- **Exercise aim**
Retype every line of the records below exactly as it appears, without changing any characters.

┌────────

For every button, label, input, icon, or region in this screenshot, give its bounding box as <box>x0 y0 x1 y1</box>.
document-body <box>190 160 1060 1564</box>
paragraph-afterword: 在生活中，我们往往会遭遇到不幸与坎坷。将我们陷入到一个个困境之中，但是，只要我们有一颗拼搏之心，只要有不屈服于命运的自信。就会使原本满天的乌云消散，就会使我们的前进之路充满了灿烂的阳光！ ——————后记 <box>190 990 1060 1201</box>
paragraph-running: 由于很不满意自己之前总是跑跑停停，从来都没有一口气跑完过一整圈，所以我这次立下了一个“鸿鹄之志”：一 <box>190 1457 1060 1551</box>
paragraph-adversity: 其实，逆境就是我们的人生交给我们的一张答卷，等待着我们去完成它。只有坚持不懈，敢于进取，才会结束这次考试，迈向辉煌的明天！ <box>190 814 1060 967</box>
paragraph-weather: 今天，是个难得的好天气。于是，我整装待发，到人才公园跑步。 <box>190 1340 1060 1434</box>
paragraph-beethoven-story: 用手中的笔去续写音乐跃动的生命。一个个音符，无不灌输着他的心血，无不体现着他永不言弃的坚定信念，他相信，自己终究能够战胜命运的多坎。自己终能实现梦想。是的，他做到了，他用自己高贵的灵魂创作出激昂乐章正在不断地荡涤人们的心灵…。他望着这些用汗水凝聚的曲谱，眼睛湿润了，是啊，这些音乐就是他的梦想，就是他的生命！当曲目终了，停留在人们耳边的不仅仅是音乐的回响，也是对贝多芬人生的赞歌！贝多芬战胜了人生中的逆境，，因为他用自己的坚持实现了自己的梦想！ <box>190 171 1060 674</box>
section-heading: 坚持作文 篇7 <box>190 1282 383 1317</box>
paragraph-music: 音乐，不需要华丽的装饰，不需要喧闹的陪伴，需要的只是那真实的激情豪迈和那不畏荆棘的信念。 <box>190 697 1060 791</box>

└────────

- **Complete output**
For every button, label, input, icon, or region in this screenshot, give its bounding box as <box>x0 y0 x1 y1</box>.
document-body <box>190 160 1060 1564</box>
paragraph-afterword: 在生活中，我们往往会遭遇到不幸与坎坷。将我们陷入到一个个困境之中，但是，只要我们有一颗拼搏之心，只要有不屈服于命运的自信。就会使原本满天的乌云消散，就会使我们的前进之路充满了灿烂的阳光！ ——————后记 <box>190 990 1060 1201</box>
paragraph-running: 由于很不满意自己之前总是跑跑停停，从来都没有一口气跑完过一整圈，所以我这次立下了一个“鸿鹄之志”：一 <box>190 1457 1060 1551</box>
paragraph-adversity: 其实，逆境就是我们的人生交给我们的一张答卷，等待着我们去完成它。只有坚持不懈，敢于进取，才会结束这次考试，迈向辉煌的明天！ <box>190 814 1060 967</box>
paragraph-weather: 今天，是个难得的好天气。于是，我整装待发，到人才公园跑步。 <box>190 1340 1060 1434</box>
paragraph-beethoven-story: 用手中的笔去续写音乐跃动的生命。一个个音符，无不灌输着他的心血，无不体现着他永不言弃的坚定信念，他相信，自己终究能够战胜命运的多坎。自己终能实现梦想。是的，他做到了，他用自己高贵的灵魂创作出激昂乐章正在不断地荡涤人们的心灵…。他望着这些用汗水凝聚的曲谱，眼睛湿润了，是啊，这些音乐就是他的梦想，就是他的生命！当曲目终了，停留在人们耳边的不仅仅是音乐的回响，也是对贝多芬人生的赞歌！贝多芬战胜了人生中的逆境，，因为他用自己的坚持实现了自己的梦想！ <box>190 171 1060 674</box>
section-heading: 坚持作文 篇7 <box>190 1282 383 1317</box>
paragraph-music: 音乐，不需要华丽的装饰，不需要喧闹的陪伴，需要的只是那真实的激情豪迈和那不畏荆棘的信念。 <box>190 697 1060 791</box>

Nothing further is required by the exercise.